>> start Records supplied
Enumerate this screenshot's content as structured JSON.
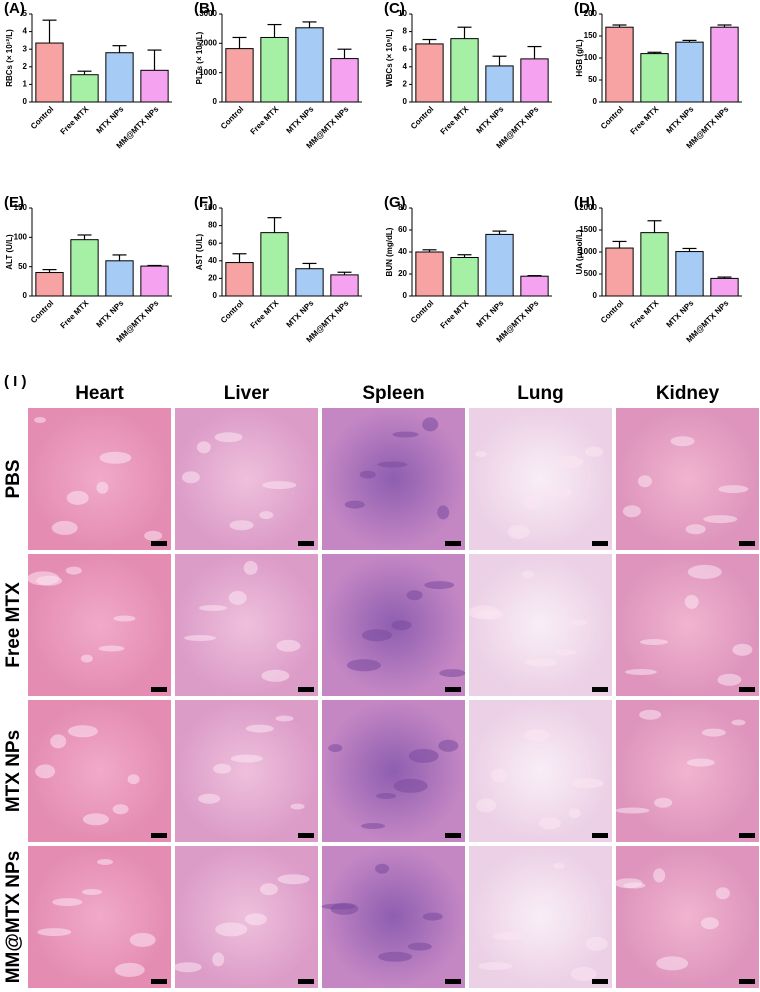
{
  "chart_data": [
    {
      "type": "bar",
      "label": "(A)",
      "y_label": "RBCs (× 10¹²/L)",
      "categories": [
        "Control",
        "Free MTX",
        "MTX NPs",
        "MM@MTX NPs"
      ],
      "values": [
        3.35,
        1.55,
        2.8,
        1.8
      ],
      "errors": [
        1.3,
        0.2,
        0.4,
        1.15
      ],
      "colors": [
        "#f7a3a3",
        "#a6f0a6",
        "#a6cbf5",
        "#f5a3f0"
      ],
      "ylim": [
        0,
        5
      ],
      "yticks": [
        0,
        1,
        2,
        3,
        4,
        5
      ]
    },
    {
      "type": "bar",
      "label": "(B)",
      "y_label": "PLTs (× 10⁹/L)",
      "categories": [
        "Control",
        "Free MTX",
        "MTX NPs",
        "MM@MTX NPs"
      ],
      "values": [
        1820,
        2200,
        2530,
        1480
      ],
      "errors": [
        380,
        440,
        200,
        320
      ],
      "colors": [
        "#f7a3a3",
        "#a6f0a6",
        "#a6cbf5",
        "#f5a3f0"
      ],
      "ylim": [
        0,
        3000
      ],
      "yticks": [
        0,
        1000,
        2000,
        3000
      ]
    },
    {
      "type": "bar",
      "label": "(C)",
      "y_label": "WBCs (× 10⁹/L)",
      "categories": [
        "Control",
        "Free MTX",
        "MTX NPs",
        "MM@MTX NPs"
      ],
      "values": [
        6.6,
        7.2,
        4.1,
        4.9
      ],
      "errors": [
        0.5,
        1.3,
        1.1,
        1.4
      ],
      "colors": [
        "#f7a3a3",
        "#a6f0a6",
        "#a6cbf5",
        "#f5a3f0"
      ],
      "ylim": [
        0,
        10
      ],
      "yticks": [
        0,
        2,
        4,
        6,
        8,
        10
      ]
    },
    {
      "type": "bar",
      "label": "(D)",
      "y_label": "HGB (g/L)",
      "categories": [
        "Control",
        "Free MTX",
        "MTX NPs",
        "MM@MTX NPs"
      ],
      "values": [
        170,
        110,
        136,
        170
      ],
      "errors": [
        5,
        3,
        4,
        5
      ],
      "colors": [
        "#f7a3a3",
        "#a6f0a6",
        "#a6cbf5",
        "#f5a3f0"
      ],
      "ylim": [
        0,
        200
      ],
      "yticks": [
        0,
        50,
        100,
        150,
        200
      ]
    },
    {
      "type": "bar",
      "label": "(E)",
      "y_label": "ALT (U/L)",
      "categories": [
        "Control",
        "Free MTX",
        "MTX NPs",
        "MM@MTX NPs"
      ],
      "values": [
        40,
        96,
        60,
        51
      ],
      "errors": [
        5,
        8,
        10,
        1
      ],
      "colors": [
        "#f7a3a3",
        "#a6f0a6",
        "#a6cbf5",
        "#f5a3f0"
      ],
      "ylim": [
        0,
        150
      ],
      "yticks": [
        0,
        50,
        100,
        150
      ]
    },
    {
      "type": "bar",
      "label": "(F)",
      "y_label": "AST (U/L)",
      "categories": [
        "Control",
        "Free MTX",
        "MTX NPs",
        "MM@MTX NPs"
      ],
      "values": [
        38,
        72,
        31,
        24
      ],
      "errors": [
        10,
        17,
        6,
        3
      ],
      "colors": [
        "#f7a3a3",
        "#a6f0a6",
        "#a6cbf5",
        "#f5a3f0"
      ],
      "ylim": [
        0,
        100
      ],
      "yticks": [
        0,
        20,
        40,
        60,
        80,
        100
      ]
    },
    {
      "type": "bar",
      "label": "(G)",
      "y_label": "BUN (mg/dL)",
      "categories": [
        "Control",
        "Free MTX",
        "MTX NPs",
        "MM@MTX NPs"
      ],
      "values": [
        40,
        35,
        56,
        18
      ],
      "errors": [
        2,
        2.5,
        3,
        0.5
      ],
      "colors": [
        "#f7a3a3",
        "#a6f0a6",
        "#a6cbf5",
        "#f5a3f0"
      ],
      "ylim": [
        0,
        80
      ],
      "yticks": [
        0,
        20,
        40,
        60,
        80
      ]
    },
    {
      "type": "bar",
      "label": "(H)",
      "y_label": "UA (μmol/L)",
      "categories": [
        "Control",
        "Free MTX",
        "MTX NPs",
        "MM@MTX NPs"
      ],
      "values": [
        1090,
        1440,
        1010,
        400
      ],
      "errors": [
        150,
        270,
        70,
        30
      ],
      "colors": [
        "#f7a3a3",
        "#a6f0a6",
        "#a6cbf5",
        "#f5a3f0"
      ],
      "ylim": [
        0,
        2000
      ],
      "yticks": [
        0,
        500,
        1000,
        1500,
        2000
      ]
    }
  ],
  "histology": {
    "label": "( I )",
    "columns": [
      "Heart",
      "Liver",
      "Spleen",
      "Lung",
      "Kidney"
    ],
    "rows": [
      "PBS",
      "Free MTX",
      "MTX NPs",
      "MM@MTX NPs"
    ]
  }
}
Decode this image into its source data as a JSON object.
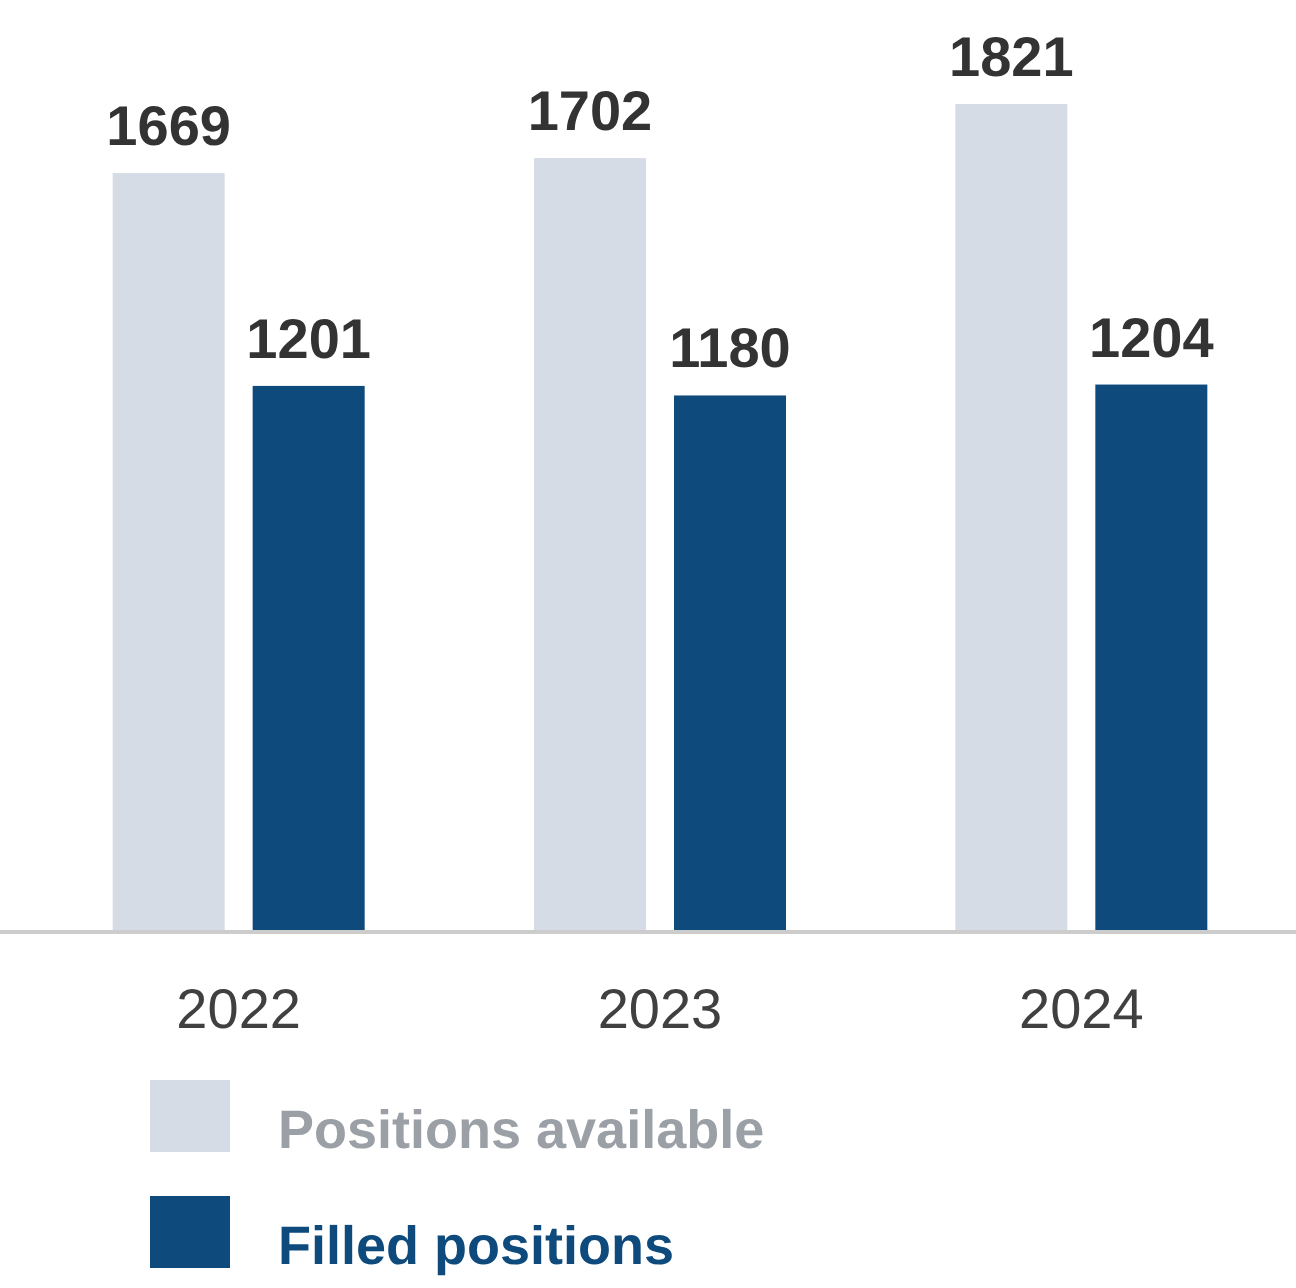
{
  "chart_data": {
    "type": "bar",
    "categories": [
      "2022",
      "2023",
      "2024"
    ],
    "series": [
      {
        "name": "Positions available",
        "color": "#d5dce6",
        "values": [
          1669,
          1702,
          1821
        ]
      },
      {
        "name": "Filled positions",
        "color": "#0f4a7c",
        "values": [
          1201,
          1180,
          1204
        ]
      }
    ],
    "data_labels": true,
    "legend": "bottom",
    "relative": false
  }
}
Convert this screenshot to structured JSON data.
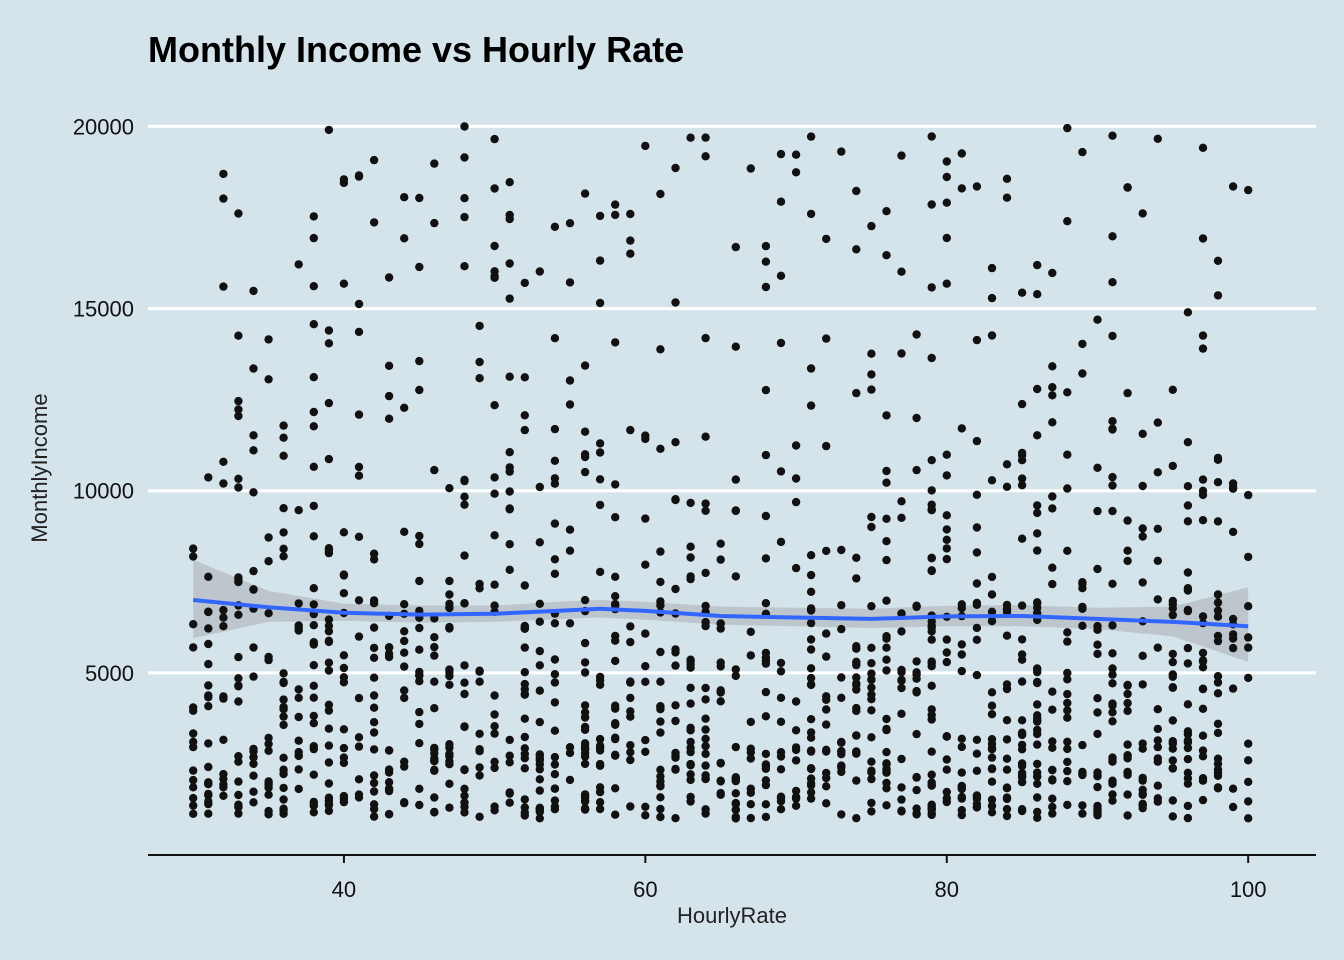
{
  "chart_data": {
    "type": "scatter",
    "title": "Monthly Income vs Hourly Rate",
    "xlabel": "HourlyRate",
    "ylabel": "MonthlyIncome",
    "xlim": [
      27,
      104.5
    ],
    "ylim": [
      0,
      21000
    ],
    "x_ticks": [
      40,
      60,
      80,
      100
    ],
    "y_ticks": [
      5000,
      10000,
      15000,
      20000
    ],
    "grid": "horizontal-major",
    "colors": {
      "background": "#d5e4eb",
      "grid": "#ffffff",
      "points": "#111111",
      "smooth": "#3366ff",
      "band": "#b8c1c8"
    },
    "point_cloud": {
      "x_range": [
        30,
        100
      ],
      "n_points": 1470,
      "distribution_note_bands": [
        {
          "y_min": 1000,
          "y_max": 3000,
          "share": 0.34
        },
        {
          "y_min": 3000,
          "y_max": 7000,
          "share": 0.36
        },
        {
          "y_min": 7000,
          "y_max": 11000,
          "share": 0.16
        },
        {
          "y_min": 11000,
          "y_max": 20000,
          "share": 0.14
        }
      ]
    },
    "smooth": {
      "x": [
        30,
        35,
        40,
        45,
        50,
        55,
        57,
        60,
        65,
        70,
        75,
        80,
        85,
        90,
        95,
        100
      ],
      "y": [
        7000,
        6800,
        6650,
        6600,
        6620,
        6720,
        6760,
        6700,
        6560,
        6520,
        6480,
        6550,
        6560,
        6480,
        6400,
        6280
      ],
      "ci_upper": [
        8100,
        7250,
        6900,
        6850,
        6850,
        6970,
        7000,
        6950,
        6820,
        6790,
        6760,
        6840,
        6860,
        6790,
        6820,
        7350
      ],
      "ci_lower": [
        5950,
        6400,
        6430,
        6380,
        6400,
        6490,
        6520,
        6460,
        6320,
        6280,
        6230,
        6280,
        6280,
        6200,
        6000,
        5300
      ]
    }
  }
}
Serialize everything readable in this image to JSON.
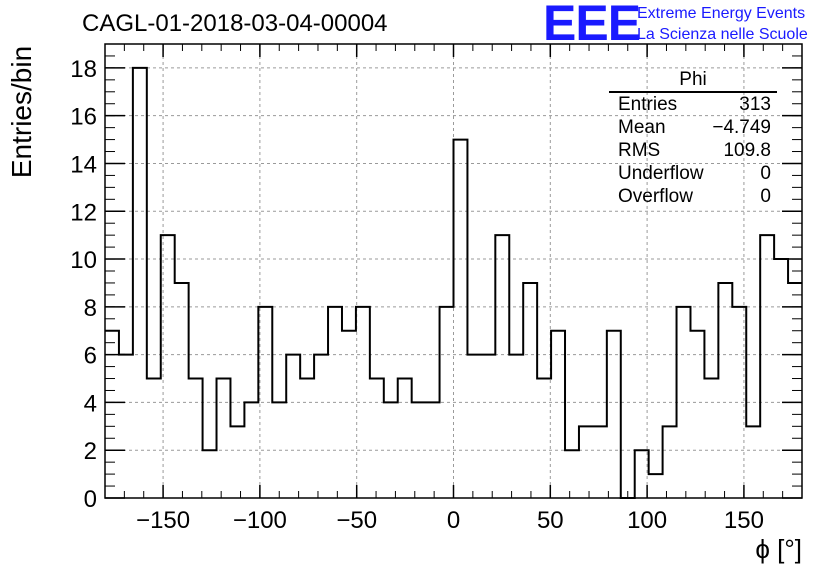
{
  "chart_data": {
    "type": "histogram",
    "title": "CAGL-01-2018-03-04-00004",
    "xlabel": "ϕ [°]",
    "ylabel": "Entries/bin",
    "xlim": [
      -180,
      180
    ],
    "ylim": [
      0,
      19
    ],
    "bin_width": 7.2,
    "grid": true,
    "x_ticks": [
      -150,
      -100,
      -50,
      0,
      50,
      100,
      150
    ],
    "x_tick_labels": [
      "−150",
      "−100",
      "−50",
      "0",
      "50",
      "100",
      "150"
    ],
    "y_ticks": [
      0,
      2,
      4,
      6,
      8,
      10,
      12,
      14,
      16,
      18
    ],
    "y_tick_labels": [
      "0",
      "2",
      "4",
      "6",
      "8",
      "10",
      "12",
      "14",
      "16",
      "18"
    ],
    "bin_low_edges": [
      -180,
      -172.8,
      -165.6,
      -158.4,
      -151.2,
      -144,
      -136.8,
      -129.6,
      -122.4,
      -115.2,
      -108,
      -100.8,
      -93.6,
      -86.4,
      -79.2,
      -72,
      -64.8,
      -57.6,
      -50.4,
      -43.2,
      -36,
      -28.8,
      -21.6,
      -14.4,
      -7.2,
      0,
      7.2,
      14.4,
      21.6,
      28.8,
      36,
      43.2,
      50.4,
      57.6,
      64.8,
      72,
      79.2,
      86.4,
      93.6,
      100.8,
      108,
      115.2,
      122.4,
      129.6,
      136.8,
      144,
      151.2,
      158.4,
      165.6,
      172.8
    ],
    "values": [
      7,
      6,
      18,
      5,
      11,
      9,
      5,
      2,
      5,
      3,
      4,
      8,
      4,
      6,
      5,
      6,
      8,
      7,
      8,
      5,
      4,
      5,
      4,
      4,
      8,
      15,
      6,
      6,
      11,
      6,
      9,
      5,
      7,
      2,
      3,
      3,
      7,
      0,
      2,
      1,
      3,
      8,
      7,
      5,
      9,
      8,
      3,
      11,
      10,
      9
    ]
  },
  "stats_box": {
    "name": "Phi",
    "rows": [
      {
        "label": "Entries",
        "value": "313"
      },
      {
        "label": "Mean",
        "value": "−4.749"
      },
      {
        "label": "RMS",
        "value": "109.8"
      },
      {
        "label": "Underflow",
        "value": "0"
      },
      {
        "label": "Overflow",
        "value": "0"
      }
    ]
  },
  "logo": {
    "mark": "EEE",
    "line1": "Extreme Energy Events",
    "line2": "La Scienza nelle Scuole",
    "color": "#1a1aff"
  }
}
>> end Records supplied
Reproduce each line of the material containing the word "grid".

    "grid": "horizontal-major",
      "grid": "#ffffff",
    "grid": true,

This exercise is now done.